== YOUR INSTRUCTIONS ==
Without the images, write out the whole listing exactly.

== EXERCISE INPUT ==
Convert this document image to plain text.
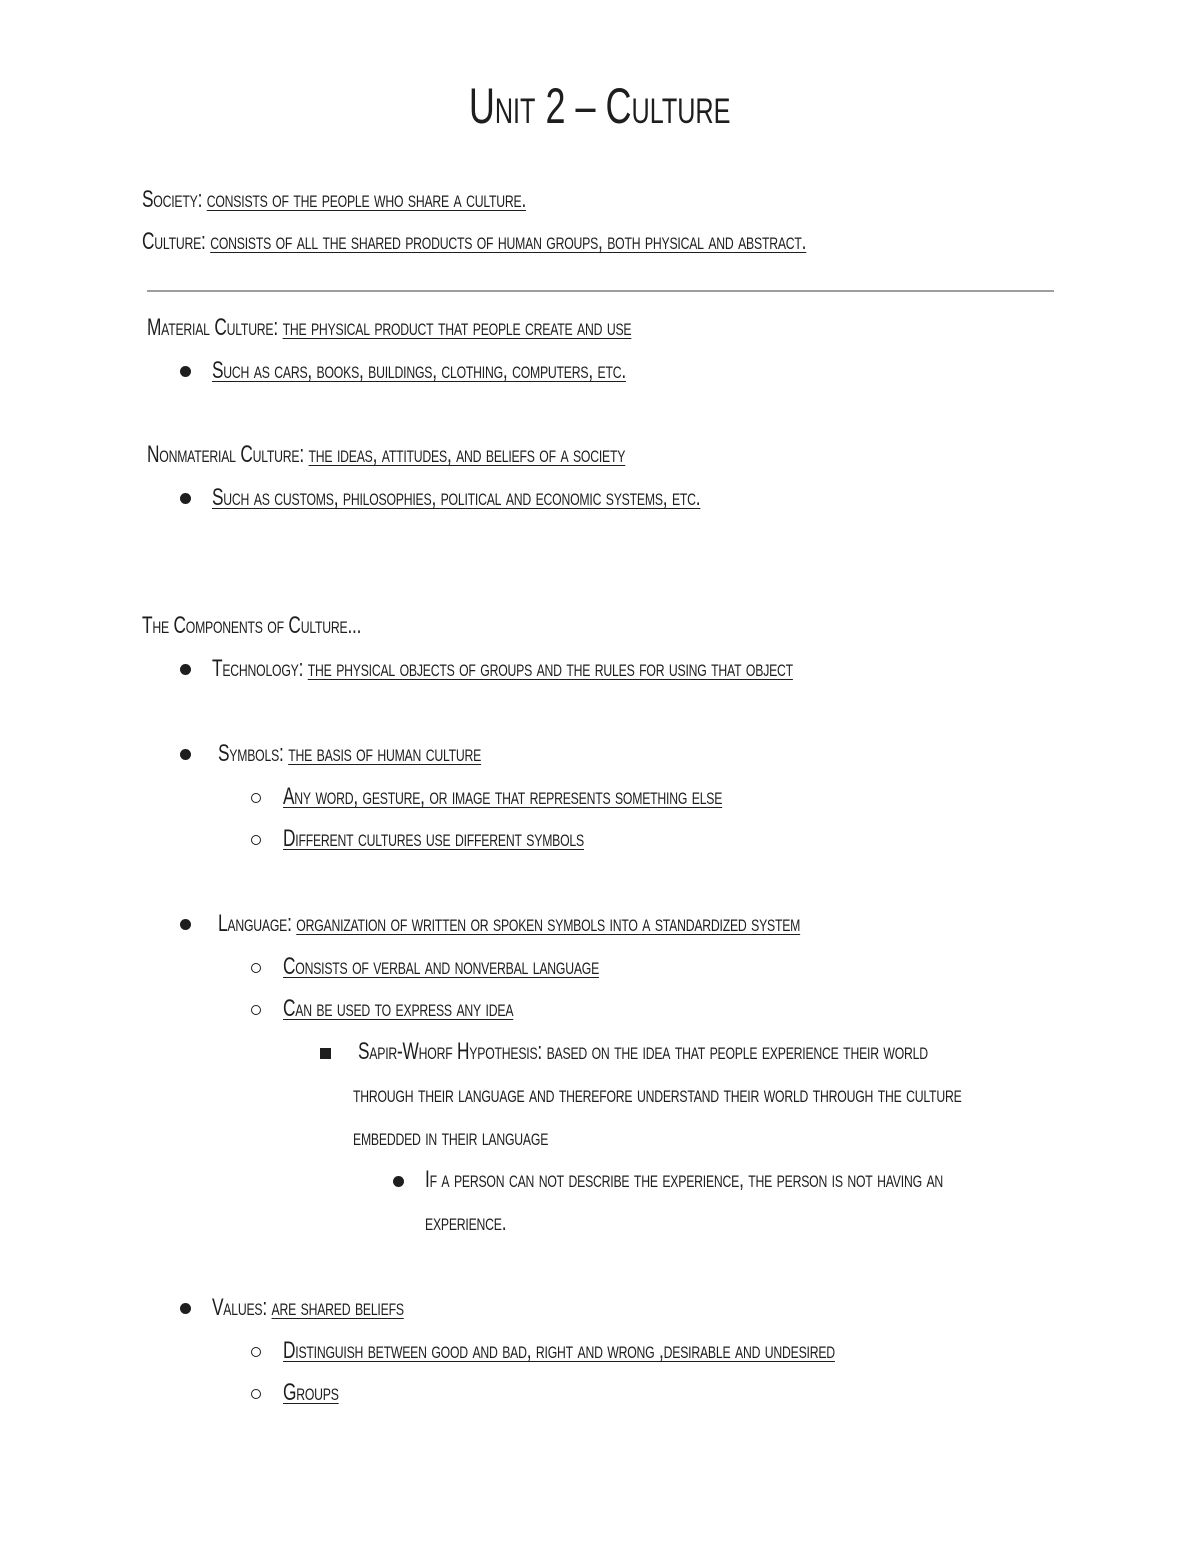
Unit 2 – Culture
Society: consists of the people who share a culture.
Culture: consists of all the shared products of human groups, both physical and abstract.
Material Culture: the physical product that people create and use
Such as cars, books, buildings, clothing, computers, etc.
Nonmaterial Culture: the ideas, attitudes, and beliefs of a society
Such as customs, philosophies, political and economic systems, etc.
The Components of Culture...
Technology: the physical objects of groups and the rules for using that object
Symbols: the basis of human culture
Any word, gesture, or image that represents something else
Different cultures use different symbols
Language: organization of written or spoken symbols into a standardized system
Consists of verbal and nonverbal language
Can be used to express any idea
Sapir-Whorf Hypothesis: based on the idea that people experience their world
through their language and therefore understand their world through the culture
embedded in their language
If a person can not describe the experience, the person is not having an
experience.
Values: are shared beliefs
Distinguish between good and bad, right and wrong ,desirable and undesired
Groups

== SOLUTION ==
Convert this document image to plain text.
Unit 2 – Culture
Society: consists of the people who share a culture.
Culture: consists of all the shared products of human groups, both physical and abstract.
Material Culture: the physical product that people create and use
Such as cars, books, buildings, clothing, computers, etc.
Nonmaterial Culture: the ideas, attitudes, and beliefs of a society
Such as customs, philosophies, political and economic systems, etc.
The Components of Culture...
Technology: the physical objects of groups and the rules for using that object
Symbols: the basis of human culture
Any word, gesture, or image that represents something else
Different cultures use different symbols
Language: organization of written or spoken symbols into a standardized system
Consists of verbal and nonverbal language
Can be used to express any idea
Sapir-Whorf Hypothesis: based on the idea that people experience their world
through their language and therefore understand their world through the culture
embedded in their language
If a person can not describe the experience, the person is not having an
experience.
Values: are shared beliefs
Distinguish between good and bad, right and wrong ,desirable and undesired
Groups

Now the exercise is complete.